PROBLEM TO WORK ON - Copy every line that mentions the word "Collection".

RECORD SET -
-------------------------

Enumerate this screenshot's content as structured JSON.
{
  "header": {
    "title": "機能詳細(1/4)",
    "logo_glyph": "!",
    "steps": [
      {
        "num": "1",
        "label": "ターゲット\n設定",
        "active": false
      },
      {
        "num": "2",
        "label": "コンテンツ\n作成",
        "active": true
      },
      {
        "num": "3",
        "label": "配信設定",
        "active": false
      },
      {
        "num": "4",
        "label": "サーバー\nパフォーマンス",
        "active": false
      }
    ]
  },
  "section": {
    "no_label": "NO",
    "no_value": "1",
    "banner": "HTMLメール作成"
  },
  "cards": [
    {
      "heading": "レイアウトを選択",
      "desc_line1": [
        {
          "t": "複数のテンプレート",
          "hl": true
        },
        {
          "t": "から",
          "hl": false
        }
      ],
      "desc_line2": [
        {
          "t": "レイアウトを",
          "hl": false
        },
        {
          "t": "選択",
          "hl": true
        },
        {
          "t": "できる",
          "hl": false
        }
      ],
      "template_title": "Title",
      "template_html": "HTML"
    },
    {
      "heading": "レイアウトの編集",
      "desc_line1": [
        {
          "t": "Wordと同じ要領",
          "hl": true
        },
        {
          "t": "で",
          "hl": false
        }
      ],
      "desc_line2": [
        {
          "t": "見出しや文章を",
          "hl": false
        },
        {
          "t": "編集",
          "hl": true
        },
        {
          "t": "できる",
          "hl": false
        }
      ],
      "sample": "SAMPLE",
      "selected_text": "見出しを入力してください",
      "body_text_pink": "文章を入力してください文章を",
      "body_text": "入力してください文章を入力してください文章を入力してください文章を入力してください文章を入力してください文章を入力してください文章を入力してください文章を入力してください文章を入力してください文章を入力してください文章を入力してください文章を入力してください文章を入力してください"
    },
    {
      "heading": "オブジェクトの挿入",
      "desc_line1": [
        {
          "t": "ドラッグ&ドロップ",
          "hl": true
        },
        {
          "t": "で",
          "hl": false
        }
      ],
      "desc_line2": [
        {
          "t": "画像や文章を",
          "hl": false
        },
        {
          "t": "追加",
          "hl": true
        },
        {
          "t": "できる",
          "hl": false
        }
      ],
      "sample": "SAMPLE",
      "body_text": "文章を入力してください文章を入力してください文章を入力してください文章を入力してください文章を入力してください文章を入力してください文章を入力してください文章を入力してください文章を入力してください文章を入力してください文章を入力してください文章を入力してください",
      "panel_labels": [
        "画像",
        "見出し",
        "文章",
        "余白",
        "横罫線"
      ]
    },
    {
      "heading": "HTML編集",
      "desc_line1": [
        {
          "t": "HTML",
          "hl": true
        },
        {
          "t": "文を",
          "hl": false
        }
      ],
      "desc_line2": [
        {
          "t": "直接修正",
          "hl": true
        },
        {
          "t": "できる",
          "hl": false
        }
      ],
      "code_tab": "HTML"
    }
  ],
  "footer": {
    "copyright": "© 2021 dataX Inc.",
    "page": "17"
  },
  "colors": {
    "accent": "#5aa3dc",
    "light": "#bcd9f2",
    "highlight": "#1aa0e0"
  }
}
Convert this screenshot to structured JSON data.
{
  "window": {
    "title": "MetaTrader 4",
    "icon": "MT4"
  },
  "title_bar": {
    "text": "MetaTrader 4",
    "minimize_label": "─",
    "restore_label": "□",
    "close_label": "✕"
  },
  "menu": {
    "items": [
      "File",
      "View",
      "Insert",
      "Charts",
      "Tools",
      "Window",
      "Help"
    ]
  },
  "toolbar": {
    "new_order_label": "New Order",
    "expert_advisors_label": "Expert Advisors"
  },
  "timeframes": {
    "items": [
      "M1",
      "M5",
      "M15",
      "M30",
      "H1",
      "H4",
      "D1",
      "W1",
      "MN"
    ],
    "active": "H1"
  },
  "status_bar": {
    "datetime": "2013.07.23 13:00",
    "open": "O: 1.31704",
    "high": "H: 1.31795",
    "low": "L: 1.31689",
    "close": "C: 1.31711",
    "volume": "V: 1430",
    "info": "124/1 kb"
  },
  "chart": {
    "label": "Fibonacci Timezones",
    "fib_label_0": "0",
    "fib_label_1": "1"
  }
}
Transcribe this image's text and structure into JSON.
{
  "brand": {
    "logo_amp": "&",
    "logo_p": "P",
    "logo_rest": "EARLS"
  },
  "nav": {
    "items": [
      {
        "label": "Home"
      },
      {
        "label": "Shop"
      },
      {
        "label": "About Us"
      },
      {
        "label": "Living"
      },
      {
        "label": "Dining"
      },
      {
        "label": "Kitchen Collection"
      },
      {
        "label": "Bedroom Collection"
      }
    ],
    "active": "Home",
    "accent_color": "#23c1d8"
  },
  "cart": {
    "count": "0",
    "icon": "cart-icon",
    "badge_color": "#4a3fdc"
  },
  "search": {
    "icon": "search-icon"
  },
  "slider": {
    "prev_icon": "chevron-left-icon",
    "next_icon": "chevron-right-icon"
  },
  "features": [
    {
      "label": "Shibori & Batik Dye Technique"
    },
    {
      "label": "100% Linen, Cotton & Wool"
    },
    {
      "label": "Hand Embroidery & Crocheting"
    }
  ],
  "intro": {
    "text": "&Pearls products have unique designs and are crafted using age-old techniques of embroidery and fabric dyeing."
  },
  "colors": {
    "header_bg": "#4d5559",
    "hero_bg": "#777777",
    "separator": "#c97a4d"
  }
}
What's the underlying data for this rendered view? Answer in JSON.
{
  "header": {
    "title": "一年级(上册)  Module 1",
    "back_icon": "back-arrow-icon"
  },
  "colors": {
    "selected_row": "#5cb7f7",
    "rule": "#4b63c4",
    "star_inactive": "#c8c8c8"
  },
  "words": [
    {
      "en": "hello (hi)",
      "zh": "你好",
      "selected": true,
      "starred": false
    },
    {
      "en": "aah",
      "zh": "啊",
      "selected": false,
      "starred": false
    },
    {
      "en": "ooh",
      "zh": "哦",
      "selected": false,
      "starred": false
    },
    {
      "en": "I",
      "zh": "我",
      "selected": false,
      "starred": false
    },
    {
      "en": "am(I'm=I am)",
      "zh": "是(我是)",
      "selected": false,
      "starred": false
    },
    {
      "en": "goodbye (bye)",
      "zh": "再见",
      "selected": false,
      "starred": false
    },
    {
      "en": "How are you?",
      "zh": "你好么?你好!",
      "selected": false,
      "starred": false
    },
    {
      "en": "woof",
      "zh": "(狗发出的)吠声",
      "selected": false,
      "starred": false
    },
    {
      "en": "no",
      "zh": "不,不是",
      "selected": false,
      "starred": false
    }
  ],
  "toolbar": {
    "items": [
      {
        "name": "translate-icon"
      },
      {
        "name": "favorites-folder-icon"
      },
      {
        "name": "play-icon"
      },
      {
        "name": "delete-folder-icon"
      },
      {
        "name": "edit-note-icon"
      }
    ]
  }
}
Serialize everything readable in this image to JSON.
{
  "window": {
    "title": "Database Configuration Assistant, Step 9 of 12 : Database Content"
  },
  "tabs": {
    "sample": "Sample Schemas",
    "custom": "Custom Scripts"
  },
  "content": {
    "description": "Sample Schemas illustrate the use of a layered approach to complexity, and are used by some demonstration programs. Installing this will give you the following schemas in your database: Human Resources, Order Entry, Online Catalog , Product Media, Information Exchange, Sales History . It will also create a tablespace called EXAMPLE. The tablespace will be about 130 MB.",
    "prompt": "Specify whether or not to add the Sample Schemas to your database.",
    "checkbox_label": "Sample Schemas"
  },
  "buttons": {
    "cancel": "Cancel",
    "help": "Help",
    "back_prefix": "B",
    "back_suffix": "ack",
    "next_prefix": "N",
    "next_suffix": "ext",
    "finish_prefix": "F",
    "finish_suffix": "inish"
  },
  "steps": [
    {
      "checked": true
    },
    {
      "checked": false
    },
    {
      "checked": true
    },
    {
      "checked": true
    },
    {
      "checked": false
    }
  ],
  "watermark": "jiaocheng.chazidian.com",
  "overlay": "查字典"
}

-------------------------

WORKED SOLUTION -
        "label": "Kitchen Collection"
        "label": "Bedroom Collection"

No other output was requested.